* CONSIGNE ÉCRITE 1
Renvoie toutes les lignes des entrées ci-dessous qui contiennent la chaîne "skin".

* EXTRAIT
Démocrature

On ne peut ignorer toute la chance que nous avons d’habiter, de vivre dans un pays où l’on peut s’exprimer librement, organiser des rencontres ou échanger des idées sans crainte … Tous ceux qui ont voyagé ou exercé un moment une activité dans une contrée contrôlée, surveillée par des services étatiques pointilleux et parfois féroces, apprécient peut-être encore davantage ce droit !

Il ne faut en effet pas se tromper et confondre démocratie et dictature ! Ou accuser de dictature une démocratie qui applique des règles absolument nécessaires. Toute vie collective impose une organisation et, pour fonctionner efficacement, une démocratie a des exigences et doit rechercher des modalités communes car, on le sait, la liberté des uns ne doit pas dégrader celle des autres. Il est donc important de bien distinguer les valeurs individuelles que chacun peut ou devrait pouvoir vivre sans crainte et les valeurs collectives que l’on peut aussi imposer à tous avec certaines modalités !

* CONSIGNE ÉCRITE 2
D'après l'extrait sur la démocratie, qu'impose toute vie collective ?

Entrées de la collection
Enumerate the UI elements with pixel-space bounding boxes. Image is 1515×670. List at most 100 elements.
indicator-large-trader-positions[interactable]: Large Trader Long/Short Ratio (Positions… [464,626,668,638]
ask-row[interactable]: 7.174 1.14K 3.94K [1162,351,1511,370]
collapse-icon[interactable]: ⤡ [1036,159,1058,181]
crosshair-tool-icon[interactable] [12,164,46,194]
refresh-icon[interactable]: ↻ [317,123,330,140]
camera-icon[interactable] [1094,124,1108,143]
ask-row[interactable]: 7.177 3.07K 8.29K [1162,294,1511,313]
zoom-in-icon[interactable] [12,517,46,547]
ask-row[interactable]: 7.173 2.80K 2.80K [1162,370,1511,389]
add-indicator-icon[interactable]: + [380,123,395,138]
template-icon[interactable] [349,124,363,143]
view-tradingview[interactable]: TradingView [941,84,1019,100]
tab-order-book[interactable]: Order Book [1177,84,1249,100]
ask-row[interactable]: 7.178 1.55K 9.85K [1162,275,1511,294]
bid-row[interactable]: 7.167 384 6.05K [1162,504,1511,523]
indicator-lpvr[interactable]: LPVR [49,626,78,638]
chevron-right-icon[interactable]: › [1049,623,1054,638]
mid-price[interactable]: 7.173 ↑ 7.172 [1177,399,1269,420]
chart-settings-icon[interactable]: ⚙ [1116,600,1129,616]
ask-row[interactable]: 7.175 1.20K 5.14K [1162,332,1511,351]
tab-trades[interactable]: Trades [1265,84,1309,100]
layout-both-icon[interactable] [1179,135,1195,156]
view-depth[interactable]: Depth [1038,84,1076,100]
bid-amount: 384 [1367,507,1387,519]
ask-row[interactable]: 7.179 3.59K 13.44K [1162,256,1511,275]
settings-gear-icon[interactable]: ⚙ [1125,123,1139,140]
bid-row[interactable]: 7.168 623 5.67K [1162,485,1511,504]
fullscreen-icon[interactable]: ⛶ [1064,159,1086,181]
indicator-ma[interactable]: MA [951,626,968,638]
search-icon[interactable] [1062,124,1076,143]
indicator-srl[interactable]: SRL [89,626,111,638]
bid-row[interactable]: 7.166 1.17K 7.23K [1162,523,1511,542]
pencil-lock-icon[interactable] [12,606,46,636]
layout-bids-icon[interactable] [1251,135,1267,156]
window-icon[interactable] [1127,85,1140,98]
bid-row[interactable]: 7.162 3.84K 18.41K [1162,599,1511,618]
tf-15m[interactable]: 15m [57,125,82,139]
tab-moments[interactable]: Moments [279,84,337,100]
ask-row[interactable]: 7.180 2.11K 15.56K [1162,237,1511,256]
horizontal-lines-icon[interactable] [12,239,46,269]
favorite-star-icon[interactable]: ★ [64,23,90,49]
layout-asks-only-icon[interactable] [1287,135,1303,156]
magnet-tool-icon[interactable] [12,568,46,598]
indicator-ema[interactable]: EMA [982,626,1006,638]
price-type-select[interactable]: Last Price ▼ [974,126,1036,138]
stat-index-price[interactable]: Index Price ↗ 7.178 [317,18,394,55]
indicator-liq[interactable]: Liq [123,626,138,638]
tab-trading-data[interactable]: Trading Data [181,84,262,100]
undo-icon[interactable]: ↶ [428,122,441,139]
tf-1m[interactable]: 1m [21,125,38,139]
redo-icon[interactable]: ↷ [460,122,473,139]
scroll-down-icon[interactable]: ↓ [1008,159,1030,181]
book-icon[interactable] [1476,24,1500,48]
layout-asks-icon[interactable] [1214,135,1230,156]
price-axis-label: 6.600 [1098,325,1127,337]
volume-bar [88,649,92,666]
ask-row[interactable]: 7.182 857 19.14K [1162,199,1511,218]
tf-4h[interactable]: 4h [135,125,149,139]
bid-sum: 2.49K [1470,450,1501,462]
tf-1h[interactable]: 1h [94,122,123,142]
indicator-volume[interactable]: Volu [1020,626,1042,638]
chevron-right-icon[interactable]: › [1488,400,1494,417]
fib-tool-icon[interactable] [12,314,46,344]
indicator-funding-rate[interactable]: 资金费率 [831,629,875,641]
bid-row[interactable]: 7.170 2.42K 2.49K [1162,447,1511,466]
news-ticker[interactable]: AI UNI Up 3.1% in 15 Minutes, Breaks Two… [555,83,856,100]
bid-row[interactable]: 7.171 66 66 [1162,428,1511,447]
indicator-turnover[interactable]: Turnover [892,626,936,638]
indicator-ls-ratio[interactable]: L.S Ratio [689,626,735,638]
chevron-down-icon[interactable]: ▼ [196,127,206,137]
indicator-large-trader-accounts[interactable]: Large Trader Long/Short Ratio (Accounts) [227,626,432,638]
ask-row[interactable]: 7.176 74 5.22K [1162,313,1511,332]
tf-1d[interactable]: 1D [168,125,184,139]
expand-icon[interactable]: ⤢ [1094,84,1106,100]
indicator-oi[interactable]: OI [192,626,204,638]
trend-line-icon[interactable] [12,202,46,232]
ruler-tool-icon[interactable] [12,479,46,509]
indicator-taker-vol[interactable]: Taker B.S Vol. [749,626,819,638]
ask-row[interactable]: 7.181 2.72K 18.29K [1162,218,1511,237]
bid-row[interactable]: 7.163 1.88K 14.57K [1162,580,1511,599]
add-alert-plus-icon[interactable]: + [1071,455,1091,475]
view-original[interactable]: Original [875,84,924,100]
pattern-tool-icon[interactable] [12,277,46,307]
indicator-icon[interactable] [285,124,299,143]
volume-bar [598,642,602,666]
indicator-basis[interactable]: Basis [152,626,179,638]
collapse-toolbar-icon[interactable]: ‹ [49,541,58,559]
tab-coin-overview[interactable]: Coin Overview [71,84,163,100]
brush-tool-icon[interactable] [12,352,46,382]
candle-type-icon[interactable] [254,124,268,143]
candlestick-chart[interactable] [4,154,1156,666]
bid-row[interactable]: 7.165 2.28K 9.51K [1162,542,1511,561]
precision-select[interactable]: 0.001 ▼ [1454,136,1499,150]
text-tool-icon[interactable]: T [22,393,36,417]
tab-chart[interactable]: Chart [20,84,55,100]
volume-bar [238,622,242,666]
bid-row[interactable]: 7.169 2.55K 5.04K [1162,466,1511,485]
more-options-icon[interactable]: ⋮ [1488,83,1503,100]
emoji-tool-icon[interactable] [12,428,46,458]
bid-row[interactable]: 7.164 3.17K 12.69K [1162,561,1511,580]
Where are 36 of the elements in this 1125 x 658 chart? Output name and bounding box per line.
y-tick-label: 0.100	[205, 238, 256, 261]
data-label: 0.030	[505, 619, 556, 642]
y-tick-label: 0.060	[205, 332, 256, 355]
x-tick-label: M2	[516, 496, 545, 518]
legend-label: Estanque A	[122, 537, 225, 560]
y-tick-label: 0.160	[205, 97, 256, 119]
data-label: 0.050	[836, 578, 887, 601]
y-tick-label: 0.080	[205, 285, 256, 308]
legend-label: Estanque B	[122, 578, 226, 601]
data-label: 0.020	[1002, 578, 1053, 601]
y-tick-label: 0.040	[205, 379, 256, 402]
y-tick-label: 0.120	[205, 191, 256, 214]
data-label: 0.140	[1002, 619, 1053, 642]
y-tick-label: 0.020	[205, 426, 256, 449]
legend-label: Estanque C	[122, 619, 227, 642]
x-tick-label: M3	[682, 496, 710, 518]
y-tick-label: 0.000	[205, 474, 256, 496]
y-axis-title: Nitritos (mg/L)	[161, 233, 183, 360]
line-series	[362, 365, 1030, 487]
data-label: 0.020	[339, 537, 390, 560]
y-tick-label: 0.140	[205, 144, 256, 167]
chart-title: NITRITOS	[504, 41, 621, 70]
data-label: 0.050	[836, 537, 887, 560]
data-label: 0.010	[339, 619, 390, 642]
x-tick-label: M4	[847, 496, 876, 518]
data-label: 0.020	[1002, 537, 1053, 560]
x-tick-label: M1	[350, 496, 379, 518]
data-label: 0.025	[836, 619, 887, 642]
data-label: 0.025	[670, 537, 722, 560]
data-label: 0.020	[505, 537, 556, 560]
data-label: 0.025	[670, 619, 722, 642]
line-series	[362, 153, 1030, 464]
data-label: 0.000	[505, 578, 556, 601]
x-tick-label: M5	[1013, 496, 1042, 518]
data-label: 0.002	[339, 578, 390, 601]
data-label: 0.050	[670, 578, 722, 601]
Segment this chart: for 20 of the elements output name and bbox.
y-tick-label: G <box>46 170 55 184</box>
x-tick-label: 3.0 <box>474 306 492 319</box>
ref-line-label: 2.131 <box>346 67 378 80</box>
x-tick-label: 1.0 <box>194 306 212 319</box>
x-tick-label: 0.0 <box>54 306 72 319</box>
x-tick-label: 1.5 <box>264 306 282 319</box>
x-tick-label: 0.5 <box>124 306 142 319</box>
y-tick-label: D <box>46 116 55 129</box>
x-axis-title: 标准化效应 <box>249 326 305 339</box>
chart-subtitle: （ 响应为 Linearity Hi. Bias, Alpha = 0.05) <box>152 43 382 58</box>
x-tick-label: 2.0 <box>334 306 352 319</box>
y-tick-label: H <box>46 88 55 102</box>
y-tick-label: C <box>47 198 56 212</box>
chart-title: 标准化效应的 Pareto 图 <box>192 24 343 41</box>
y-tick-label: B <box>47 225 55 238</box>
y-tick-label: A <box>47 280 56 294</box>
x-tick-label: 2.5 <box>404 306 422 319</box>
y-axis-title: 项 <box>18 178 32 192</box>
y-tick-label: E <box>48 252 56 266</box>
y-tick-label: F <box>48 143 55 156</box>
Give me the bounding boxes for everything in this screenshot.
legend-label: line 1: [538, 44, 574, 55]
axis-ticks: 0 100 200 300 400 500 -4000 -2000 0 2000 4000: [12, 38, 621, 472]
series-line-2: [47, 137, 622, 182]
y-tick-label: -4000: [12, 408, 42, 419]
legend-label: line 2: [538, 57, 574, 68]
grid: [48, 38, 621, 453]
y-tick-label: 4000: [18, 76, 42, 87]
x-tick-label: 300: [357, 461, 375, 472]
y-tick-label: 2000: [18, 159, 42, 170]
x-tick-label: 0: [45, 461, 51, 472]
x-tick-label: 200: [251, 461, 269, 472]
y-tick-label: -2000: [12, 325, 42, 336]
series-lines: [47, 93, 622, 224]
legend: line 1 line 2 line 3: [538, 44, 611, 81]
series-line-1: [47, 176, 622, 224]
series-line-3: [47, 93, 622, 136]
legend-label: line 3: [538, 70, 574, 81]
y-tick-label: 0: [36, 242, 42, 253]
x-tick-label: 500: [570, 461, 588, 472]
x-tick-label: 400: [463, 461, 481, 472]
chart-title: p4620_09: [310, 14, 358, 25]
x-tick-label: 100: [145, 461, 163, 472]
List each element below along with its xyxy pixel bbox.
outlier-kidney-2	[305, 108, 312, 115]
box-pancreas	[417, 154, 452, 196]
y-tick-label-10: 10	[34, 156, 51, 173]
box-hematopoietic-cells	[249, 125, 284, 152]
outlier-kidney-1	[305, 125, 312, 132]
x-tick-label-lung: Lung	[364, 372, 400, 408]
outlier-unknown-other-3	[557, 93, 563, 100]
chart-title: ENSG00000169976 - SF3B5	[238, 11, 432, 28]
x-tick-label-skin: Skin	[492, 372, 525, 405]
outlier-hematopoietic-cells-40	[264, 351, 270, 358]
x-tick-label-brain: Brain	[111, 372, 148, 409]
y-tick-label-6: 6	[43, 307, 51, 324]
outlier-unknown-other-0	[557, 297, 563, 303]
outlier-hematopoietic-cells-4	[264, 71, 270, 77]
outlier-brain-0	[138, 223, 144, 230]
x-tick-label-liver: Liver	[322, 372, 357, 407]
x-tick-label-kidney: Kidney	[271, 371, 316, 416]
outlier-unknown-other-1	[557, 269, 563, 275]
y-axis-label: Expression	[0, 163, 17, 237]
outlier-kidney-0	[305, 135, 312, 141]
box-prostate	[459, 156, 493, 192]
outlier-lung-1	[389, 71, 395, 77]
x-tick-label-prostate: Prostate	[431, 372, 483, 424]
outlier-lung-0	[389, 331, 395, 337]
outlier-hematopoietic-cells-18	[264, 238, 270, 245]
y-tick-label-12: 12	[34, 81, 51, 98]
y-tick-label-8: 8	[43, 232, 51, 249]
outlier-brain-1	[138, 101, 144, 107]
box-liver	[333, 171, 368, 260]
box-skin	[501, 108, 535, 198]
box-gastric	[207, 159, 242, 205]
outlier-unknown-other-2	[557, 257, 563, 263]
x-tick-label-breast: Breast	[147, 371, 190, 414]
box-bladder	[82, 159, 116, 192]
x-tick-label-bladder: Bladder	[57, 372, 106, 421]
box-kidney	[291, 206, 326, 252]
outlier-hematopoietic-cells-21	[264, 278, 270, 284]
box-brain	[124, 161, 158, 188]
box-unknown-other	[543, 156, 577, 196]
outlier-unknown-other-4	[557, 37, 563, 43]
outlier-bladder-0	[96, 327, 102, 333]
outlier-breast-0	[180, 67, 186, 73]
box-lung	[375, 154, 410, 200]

* RÉPONSE COMPLÈTE 1
x-tick-label-skin: Skin	[492, 372, 525, 405]
box-skin	[501, 108, 535, 198]

* RÉPONSE COMPLÈTE 2
Toute vie collective impose une organisation.